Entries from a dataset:
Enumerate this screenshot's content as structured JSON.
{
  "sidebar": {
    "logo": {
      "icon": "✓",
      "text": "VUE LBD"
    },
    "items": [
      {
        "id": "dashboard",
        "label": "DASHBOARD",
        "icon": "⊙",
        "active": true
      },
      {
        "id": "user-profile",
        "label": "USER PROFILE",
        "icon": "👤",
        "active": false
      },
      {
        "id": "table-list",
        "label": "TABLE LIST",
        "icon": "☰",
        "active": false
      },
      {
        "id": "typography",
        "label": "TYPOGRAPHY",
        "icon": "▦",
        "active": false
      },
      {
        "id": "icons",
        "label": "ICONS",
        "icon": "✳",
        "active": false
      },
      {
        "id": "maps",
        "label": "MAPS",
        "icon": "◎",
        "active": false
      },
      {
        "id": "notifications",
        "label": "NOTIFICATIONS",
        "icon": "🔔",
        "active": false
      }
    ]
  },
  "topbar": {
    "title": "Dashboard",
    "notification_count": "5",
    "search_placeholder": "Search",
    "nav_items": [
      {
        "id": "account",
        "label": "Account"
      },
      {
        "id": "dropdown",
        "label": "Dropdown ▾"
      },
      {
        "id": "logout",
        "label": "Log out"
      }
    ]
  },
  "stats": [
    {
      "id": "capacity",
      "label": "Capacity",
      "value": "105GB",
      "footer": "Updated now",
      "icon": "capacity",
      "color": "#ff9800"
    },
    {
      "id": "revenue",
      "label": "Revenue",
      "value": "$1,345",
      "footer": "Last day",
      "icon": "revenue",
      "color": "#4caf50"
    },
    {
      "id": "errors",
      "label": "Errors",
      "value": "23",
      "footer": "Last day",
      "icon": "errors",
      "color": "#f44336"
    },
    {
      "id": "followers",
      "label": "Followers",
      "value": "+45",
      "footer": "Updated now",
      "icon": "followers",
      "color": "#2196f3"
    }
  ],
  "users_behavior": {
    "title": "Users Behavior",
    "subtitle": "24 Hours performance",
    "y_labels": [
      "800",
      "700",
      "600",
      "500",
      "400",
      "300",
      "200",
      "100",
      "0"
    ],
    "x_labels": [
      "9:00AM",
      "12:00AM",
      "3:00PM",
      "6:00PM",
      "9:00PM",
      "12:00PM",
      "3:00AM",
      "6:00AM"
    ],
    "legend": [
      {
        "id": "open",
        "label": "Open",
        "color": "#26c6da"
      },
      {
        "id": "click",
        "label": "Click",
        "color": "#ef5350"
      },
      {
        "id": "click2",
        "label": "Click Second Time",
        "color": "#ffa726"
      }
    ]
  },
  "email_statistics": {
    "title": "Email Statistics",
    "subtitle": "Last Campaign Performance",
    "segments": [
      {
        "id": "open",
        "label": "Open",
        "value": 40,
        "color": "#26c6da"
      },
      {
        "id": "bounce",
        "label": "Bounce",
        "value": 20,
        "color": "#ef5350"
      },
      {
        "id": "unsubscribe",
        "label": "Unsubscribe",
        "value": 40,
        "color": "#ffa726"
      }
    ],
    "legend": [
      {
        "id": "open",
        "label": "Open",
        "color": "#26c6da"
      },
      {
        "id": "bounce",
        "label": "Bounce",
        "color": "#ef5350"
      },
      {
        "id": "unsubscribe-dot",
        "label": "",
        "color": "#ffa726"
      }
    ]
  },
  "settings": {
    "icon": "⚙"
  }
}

- What the exercise asks -
Restate the data above word for word, please.

- Right answer -
Enumerate this screenshot's content as structured JSON.
{
  "sidebar": {
    "logo": {
      "icon": "✓",
      "text": "VUE LBD"
    },
    "items": [
      {
        "id": "dashboard",
        "label": "DASHBOARD",
        "icon": "⊙",
        "active": true
      },
      {
        "id": "user-profile",
        "label": "USER PROFILE",
        "icon": "👤",
        "active": false
      },
      {
        "id": "table-list",
        "label": "TABLE LIST",
        "icon": "☰",
        "active": false
      },
      {
        "id": "typography",
        "label": "TYPOGRAPHY",
        "icon": "▦",
        "active": false
      },
      {
        "id": "icons",
        "label": "ICONS",
        "icon": "✳",
        "active": false
      },
      {
        "id": "maps",
        "label": "MAPS",
        "icon": "◎",
        "active": false
      },
      {
        "id": "notifications",
        "label": "NOTIFICATIONS",
        "icon": "🔔",
        "active": false
      }
    ]
  },
  "topbar": {
    "title": "Dashboard",
    "notification_count": "5",
    "search_placeholder": "Search",
    "nav_items": [
      {
        "id": "account",
        "label": "Account"
      },
      {
        "id": "dropdown",
        "label": "Dropdown ▾"
      },
      {
        "id": "logout",
        "label": "Log out"
      }
    ]
  },
  "stats": [
    {
      "id": "capacity",
      "label": "Capacity",
      "value": "105GB",
      "footer": "Updated now",
      "icon": "capacity",
      "color": "#ff9800"
    },
    {
      "id": "revenue",
      "label": "Revenue",
      "value": "$1,345",
      "footer": "Last day",
      "icon": "revenue",
      "color": "#4caf50"
    },
    {
      "id": "errors",
      "label": "Errors",
      "value": "23",
      "footer": "Last day",
      "icon": "errors",
      "color": "#f44336"
    },
    {
      "id": "followers",
      "label": "Followers",
      "value": "+45",
      "footer": "Updated now",
      "icon": "followers",
      "color": "#2196f3"
    }
  ],
  "users_behavior": {
    "title": "Users Behavior",
    "subtitle": "24 Hours performance",
    "y_labels": [
      "800",
      "700",
      "600",
      "500",
      "400",
      "300",
      "200",
      "100",
      "0"
    ],
    "x_labels": [
      "9:00AM",
      "12:00AM",
      "3:00PM",
      "6:00PM",
      "9:00PM",
      "12:00PM",
      "3:00AM",
      "6:00AM"
    ],
    "legend": [
      {
        "id": "open",
        "label": "Open",
        "color": "#26c6da"
      },
      {
        "id": "click",
        "label": "Click",
        "color": "#ef5350"
      },
      {
        "id": "click2",
        "label": "Click Second Time",
        "color": "#ffa726"
      }
    ]
  },
  "email_statistics": {
    "title": "Email Statistics",
    "subtitle": "Last Campaign Performance",
    "segments": [
      {
        "id": "open",
        "label": "Open",
        "value": 40,
        "color": "#26c6da"
      },
      {
        "id": "bounce",
        "label": "Bounce",
        "value": 20,
        "color": "#ef5350"
      },
      {
        "id": "unsubscribe",
        "label": "Unsubscribe",
        "value": 40,
        "color": "#ffa726"
      }
    ],
    "legend": [
      {
        "id": "open",
        "label": "Open",
        "color": "#26c6da"
      },
      {
        "id": "bounce",
        "label": "Bounce",
        "color": "#ef5350"
      },
      {
        "id": "unsubscribe-dot",
        "label": "",
        "color": "#ffa726"
      }
    ]
  },
  "settings": {
    "icon": "⚙"
  }
}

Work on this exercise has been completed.